**BRIEF**: State only how many lines below include the string "cloud".

· · ·

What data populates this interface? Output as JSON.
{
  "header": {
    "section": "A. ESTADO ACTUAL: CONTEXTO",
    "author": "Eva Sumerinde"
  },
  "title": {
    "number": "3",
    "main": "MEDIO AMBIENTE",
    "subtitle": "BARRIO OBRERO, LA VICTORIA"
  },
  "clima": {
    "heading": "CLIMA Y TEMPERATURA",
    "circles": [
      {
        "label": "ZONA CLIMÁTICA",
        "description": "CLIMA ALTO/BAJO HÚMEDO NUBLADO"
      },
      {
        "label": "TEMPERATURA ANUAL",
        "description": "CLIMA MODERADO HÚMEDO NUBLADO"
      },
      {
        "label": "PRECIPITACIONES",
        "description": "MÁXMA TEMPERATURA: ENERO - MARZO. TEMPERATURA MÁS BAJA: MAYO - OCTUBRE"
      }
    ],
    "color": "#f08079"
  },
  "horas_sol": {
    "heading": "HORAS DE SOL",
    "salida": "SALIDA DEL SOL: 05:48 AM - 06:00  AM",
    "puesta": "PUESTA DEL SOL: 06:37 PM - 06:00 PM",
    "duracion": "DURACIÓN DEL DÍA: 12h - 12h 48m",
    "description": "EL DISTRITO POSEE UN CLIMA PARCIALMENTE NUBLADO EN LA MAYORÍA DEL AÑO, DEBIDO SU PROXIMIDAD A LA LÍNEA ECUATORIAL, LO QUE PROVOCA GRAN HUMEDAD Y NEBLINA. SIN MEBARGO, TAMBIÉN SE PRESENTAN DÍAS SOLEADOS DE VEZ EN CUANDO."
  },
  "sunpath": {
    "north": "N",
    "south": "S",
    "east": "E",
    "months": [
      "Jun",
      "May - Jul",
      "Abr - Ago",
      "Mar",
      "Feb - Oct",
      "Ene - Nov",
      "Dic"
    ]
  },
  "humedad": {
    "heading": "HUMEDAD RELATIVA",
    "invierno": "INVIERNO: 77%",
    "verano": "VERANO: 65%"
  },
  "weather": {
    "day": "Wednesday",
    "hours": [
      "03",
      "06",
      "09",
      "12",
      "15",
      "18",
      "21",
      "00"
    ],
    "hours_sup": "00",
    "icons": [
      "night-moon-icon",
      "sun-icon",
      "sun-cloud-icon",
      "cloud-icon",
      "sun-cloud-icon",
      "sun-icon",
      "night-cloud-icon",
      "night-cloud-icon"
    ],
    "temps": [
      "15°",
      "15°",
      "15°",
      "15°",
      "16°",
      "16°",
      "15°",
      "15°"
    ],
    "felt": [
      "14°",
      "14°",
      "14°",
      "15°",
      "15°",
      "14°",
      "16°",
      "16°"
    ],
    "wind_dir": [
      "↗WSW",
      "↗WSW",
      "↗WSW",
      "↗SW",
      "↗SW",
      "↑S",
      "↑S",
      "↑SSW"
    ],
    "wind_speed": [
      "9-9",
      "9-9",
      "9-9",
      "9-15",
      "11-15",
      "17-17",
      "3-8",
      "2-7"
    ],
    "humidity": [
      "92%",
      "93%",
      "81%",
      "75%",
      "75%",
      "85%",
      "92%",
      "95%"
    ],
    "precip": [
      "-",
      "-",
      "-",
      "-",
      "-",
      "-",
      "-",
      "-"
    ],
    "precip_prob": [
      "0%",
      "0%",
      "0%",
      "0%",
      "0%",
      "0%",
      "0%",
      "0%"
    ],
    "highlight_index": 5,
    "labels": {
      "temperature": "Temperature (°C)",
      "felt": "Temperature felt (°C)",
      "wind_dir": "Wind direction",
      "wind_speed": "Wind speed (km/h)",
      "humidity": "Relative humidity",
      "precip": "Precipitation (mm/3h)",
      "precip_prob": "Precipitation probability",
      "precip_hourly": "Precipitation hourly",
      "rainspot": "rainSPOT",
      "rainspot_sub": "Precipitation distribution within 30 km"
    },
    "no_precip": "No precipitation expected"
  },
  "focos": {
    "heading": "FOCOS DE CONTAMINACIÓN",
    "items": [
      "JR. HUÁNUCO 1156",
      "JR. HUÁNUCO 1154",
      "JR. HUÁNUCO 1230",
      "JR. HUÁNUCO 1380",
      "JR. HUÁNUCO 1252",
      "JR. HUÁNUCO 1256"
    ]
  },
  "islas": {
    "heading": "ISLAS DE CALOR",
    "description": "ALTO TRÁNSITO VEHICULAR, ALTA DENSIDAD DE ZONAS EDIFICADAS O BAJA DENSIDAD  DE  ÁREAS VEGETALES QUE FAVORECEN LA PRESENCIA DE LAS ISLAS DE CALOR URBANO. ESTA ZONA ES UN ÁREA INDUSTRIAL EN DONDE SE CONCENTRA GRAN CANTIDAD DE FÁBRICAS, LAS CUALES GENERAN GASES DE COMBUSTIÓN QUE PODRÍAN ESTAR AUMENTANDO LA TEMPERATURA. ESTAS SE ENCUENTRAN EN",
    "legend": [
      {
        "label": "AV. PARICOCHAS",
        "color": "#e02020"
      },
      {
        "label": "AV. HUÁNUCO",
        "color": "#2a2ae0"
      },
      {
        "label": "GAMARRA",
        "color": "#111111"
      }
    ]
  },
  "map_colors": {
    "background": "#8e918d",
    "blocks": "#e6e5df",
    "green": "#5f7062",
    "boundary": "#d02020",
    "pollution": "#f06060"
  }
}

· · ·

**ANSWER TO THE TASK**: 5